(TASK) Scan the records below. List lines holding "Hangzhou".

(RAW RECORDS)
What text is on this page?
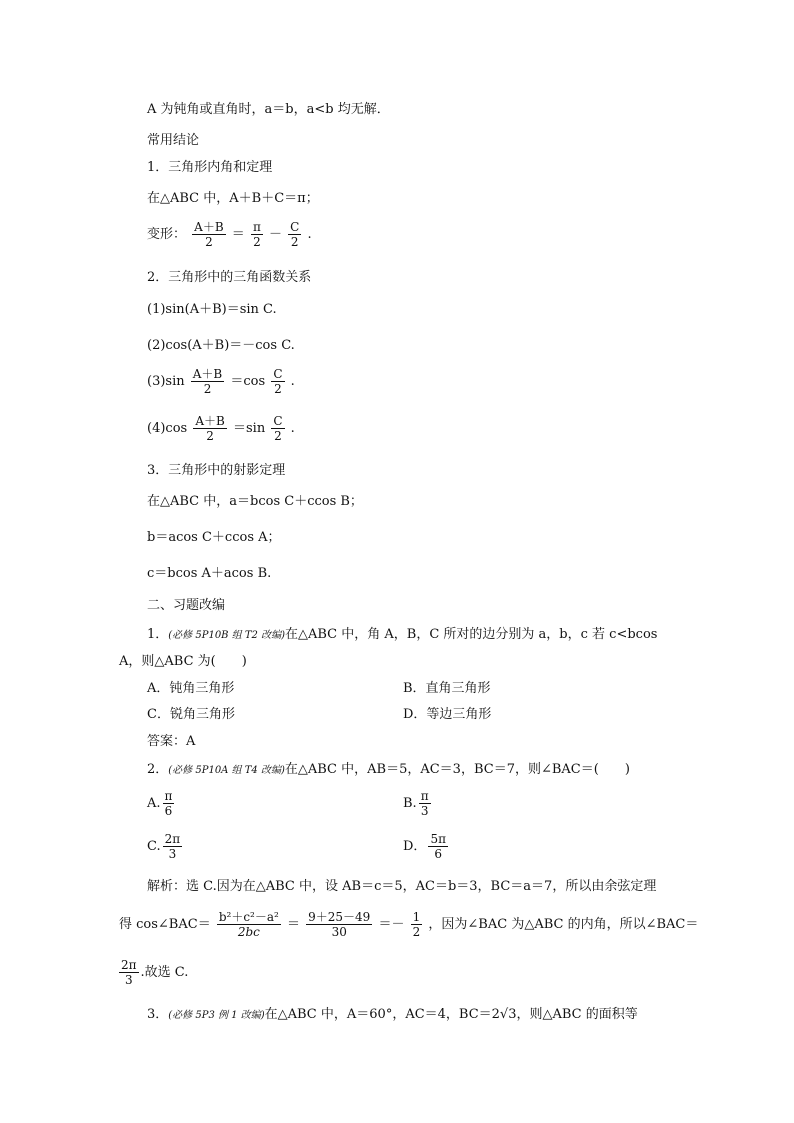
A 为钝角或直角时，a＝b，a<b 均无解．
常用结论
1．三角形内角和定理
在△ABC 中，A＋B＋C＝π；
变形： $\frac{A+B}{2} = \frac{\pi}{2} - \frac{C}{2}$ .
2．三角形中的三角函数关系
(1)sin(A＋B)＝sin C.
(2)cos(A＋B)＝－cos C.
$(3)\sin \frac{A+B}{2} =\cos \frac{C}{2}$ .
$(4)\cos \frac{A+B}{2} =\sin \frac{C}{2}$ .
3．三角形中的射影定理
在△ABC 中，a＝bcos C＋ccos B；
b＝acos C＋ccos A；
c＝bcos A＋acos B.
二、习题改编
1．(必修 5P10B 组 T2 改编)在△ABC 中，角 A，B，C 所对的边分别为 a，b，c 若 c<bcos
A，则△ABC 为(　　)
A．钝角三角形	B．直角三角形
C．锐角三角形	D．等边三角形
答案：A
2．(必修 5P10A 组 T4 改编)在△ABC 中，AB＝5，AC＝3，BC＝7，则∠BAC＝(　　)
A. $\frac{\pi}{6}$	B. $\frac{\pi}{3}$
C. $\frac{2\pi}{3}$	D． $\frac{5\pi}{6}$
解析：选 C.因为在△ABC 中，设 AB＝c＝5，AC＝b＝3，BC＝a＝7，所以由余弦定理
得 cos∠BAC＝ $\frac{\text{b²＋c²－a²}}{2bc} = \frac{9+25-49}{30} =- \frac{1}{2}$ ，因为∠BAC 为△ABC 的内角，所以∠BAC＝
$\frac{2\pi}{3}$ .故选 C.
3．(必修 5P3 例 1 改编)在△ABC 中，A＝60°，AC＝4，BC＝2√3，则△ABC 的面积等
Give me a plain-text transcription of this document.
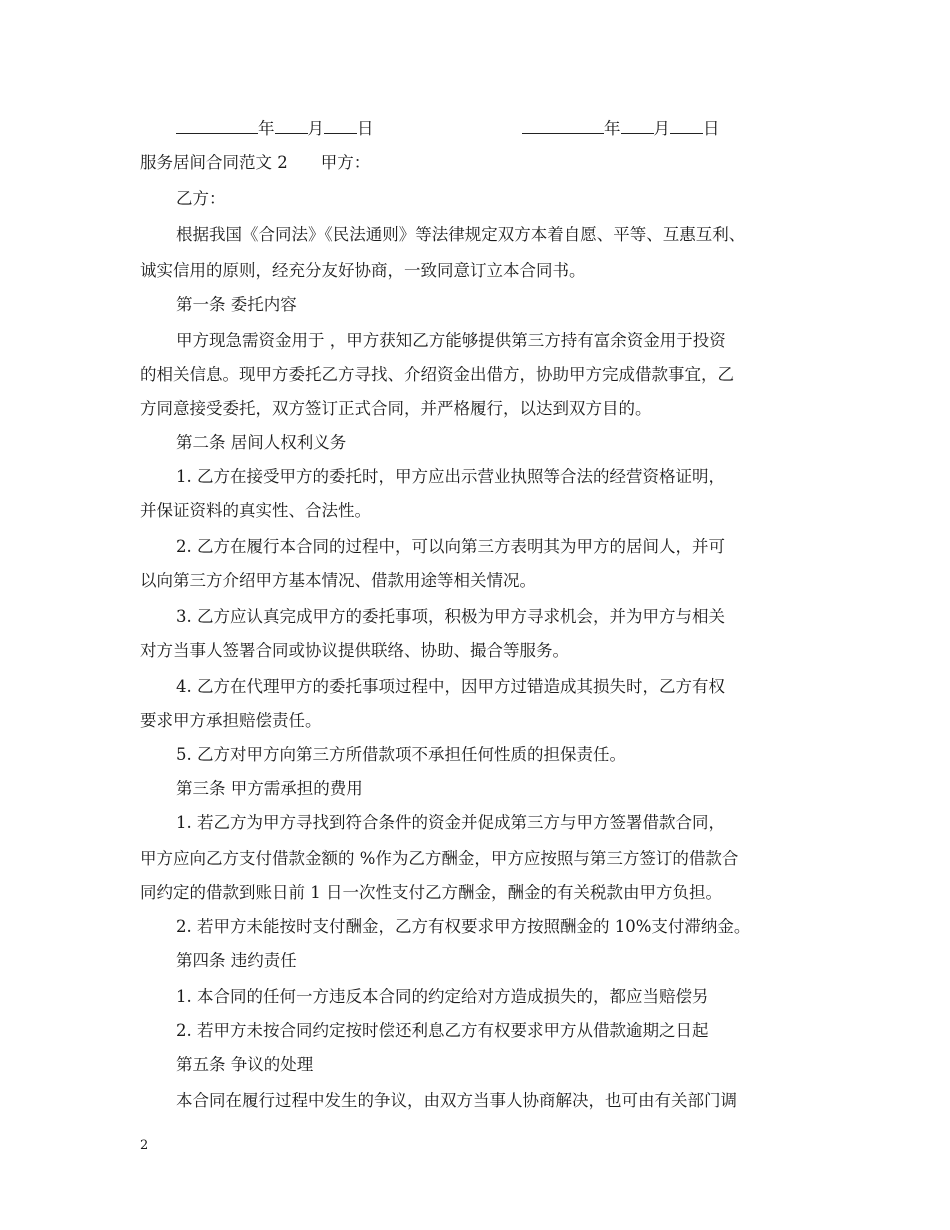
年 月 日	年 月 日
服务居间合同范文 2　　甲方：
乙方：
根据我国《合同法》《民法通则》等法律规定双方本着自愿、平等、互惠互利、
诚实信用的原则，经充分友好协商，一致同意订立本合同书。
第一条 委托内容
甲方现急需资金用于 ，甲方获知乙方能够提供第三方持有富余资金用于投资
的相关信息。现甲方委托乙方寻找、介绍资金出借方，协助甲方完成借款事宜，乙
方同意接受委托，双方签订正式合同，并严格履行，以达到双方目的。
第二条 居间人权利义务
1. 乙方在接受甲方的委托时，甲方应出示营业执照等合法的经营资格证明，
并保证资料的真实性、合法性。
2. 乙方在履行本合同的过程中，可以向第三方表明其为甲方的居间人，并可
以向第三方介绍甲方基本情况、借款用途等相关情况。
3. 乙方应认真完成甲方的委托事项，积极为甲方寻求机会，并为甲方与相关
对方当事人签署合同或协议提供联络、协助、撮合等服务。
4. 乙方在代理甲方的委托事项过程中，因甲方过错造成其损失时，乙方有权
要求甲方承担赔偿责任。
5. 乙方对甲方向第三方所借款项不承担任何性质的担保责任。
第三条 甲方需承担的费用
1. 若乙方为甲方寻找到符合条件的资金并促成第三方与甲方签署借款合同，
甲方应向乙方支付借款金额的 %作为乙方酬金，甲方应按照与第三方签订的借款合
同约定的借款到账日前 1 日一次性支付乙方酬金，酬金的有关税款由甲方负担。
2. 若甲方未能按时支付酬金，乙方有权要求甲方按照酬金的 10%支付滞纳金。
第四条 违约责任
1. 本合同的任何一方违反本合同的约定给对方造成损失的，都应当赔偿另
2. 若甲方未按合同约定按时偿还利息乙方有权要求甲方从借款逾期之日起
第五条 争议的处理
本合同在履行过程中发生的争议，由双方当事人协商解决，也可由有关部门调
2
...
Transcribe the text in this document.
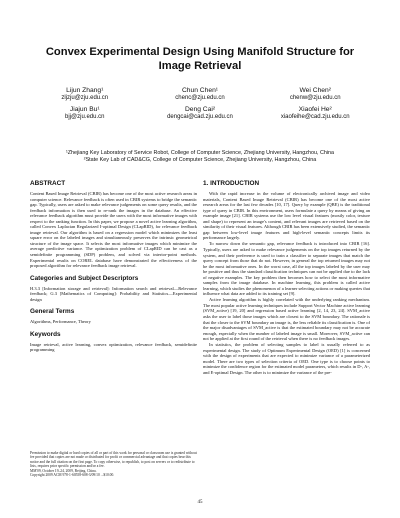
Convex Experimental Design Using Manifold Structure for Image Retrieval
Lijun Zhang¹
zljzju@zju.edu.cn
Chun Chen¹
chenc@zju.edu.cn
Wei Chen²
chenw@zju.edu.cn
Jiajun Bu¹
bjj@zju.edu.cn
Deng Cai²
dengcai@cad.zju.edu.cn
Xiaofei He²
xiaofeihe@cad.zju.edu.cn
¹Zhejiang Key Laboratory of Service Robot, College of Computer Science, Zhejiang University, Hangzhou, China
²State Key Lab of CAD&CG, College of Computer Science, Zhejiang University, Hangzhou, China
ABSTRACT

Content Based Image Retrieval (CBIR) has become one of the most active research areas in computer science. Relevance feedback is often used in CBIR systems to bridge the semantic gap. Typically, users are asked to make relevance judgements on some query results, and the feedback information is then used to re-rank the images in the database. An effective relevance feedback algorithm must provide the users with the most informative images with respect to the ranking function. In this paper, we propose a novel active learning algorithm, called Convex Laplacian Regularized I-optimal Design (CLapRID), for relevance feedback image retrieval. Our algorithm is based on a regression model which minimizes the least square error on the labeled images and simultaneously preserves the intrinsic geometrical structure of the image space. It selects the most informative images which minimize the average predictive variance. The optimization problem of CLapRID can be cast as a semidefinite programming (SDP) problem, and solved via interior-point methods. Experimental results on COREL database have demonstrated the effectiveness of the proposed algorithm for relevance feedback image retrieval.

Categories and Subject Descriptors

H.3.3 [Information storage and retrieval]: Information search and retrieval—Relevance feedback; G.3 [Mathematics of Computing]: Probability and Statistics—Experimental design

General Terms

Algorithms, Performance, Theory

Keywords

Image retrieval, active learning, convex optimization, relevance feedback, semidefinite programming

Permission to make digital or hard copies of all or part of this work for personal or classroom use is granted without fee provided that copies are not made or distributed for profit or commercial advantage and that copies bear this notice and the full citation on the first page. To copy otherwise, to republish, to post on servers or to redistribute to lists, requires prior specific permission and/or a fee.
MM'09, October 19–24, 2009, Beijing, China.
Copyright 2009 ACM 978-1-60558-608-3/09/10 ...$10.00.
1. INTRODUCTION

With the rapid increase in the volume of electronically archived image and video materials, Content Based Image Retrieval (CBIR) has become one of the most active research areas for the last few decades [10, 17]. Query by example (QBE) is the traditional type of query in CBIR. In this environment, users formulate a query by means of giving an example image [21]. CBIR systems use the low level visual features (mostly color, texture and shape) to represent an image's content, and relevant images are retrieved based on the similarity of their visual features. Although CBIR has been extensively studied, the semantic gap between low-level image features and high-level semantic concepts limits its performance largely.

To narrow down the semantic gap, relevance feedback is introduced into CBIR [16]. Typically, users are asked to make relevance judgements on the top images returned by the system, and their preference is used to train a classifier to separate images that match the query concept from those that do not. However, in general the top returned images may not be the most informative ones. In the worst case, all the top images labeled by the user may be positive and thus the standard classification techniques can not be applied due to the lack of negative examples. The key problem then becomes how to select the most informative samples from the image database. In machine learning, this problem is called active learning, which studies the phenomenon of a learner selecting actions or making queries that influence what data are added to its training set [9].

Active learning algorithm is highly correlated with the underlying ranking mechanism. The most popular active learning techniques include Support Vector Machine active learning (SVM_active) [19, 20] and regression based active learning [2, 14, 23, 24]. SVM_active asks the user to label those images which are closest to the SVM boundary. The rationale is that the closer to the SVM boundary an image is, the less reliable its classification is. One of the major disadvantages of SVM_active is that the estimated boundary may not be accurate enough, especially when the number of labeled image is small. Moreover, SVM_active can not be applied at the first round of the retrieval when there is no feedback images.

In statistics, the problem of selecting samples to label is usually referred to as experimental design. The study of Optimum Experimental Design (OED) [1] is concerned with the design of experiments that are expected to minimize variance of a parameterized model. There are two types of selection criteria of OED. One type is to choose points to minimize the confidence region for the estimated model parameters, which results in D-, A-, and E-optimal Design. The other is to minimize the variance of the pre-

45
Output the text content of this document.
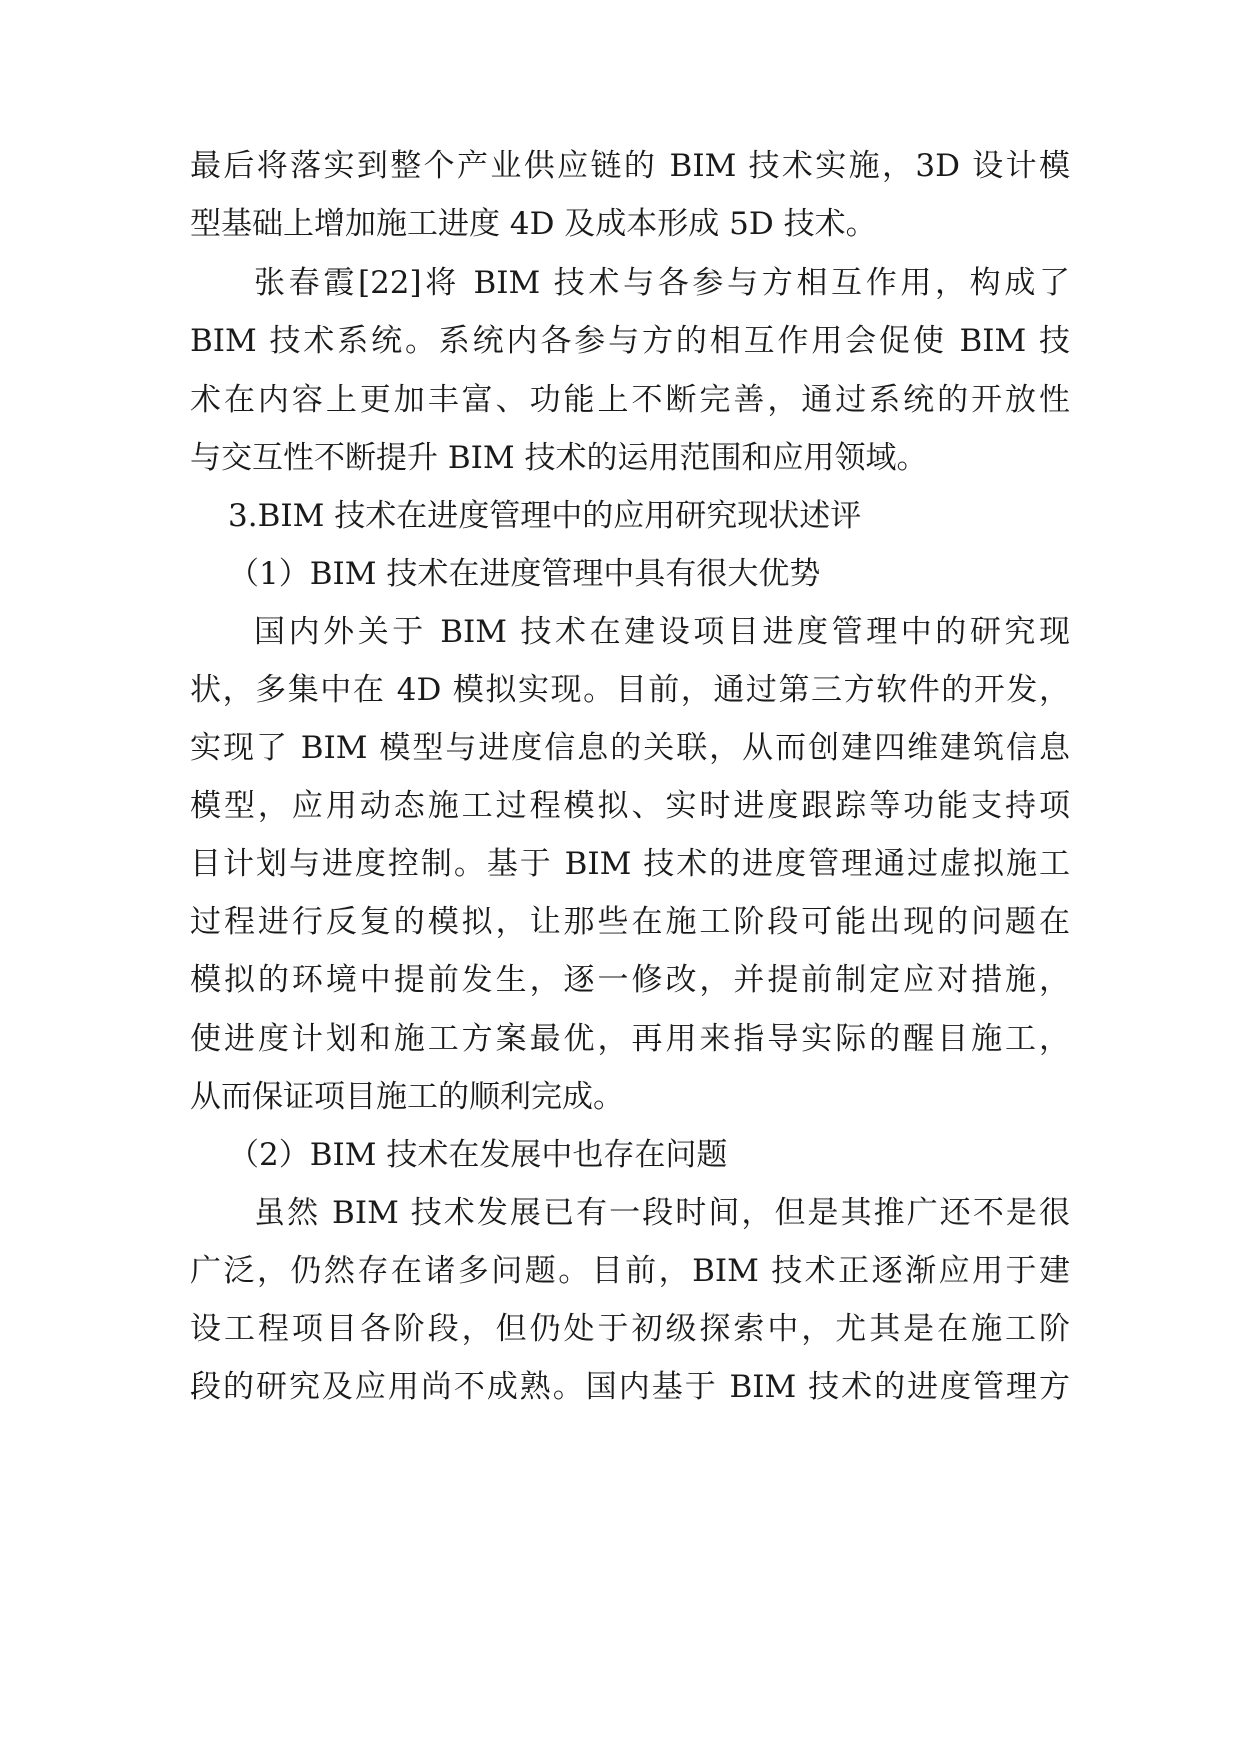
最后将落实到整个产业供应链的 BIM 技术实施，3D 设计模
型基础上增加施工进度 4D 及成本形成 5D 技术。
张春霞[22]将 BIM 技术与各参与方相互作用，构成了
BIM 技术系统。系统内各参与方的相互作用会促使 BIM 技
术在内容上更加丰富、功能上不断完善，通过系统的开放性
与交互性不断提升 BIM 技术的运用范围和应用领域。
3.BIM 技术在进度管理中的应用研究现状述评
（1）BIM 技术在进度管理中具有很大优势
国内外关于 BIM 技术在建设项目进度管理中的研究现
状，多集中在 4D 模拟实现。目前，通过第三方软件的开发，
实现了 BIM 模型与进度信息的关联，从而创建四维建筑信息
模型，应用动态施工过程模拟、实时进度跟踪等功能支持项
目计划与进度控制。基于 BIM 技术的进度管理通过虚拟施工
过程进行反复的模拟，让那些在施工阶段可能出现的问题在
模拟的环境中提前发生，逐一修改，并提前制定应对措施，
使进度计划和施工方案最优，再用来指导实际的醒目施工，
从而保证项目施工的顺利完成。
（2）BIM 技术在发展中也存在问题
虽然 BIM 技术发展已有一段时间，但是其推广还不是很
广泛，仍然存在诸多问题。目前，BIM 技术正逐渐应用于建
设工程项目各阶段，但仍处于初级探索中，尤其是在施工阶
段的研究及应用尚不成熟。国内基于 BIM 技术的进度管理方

(FINAL RESULT)
¹Zhejiang Key Laboratory of Service Robot, College of Computer Science, Zhejiang University, Hangzhou, China
²State Key Lab of CAD&CG, College of Computer Science, Zhejiang University, Hangzhou, China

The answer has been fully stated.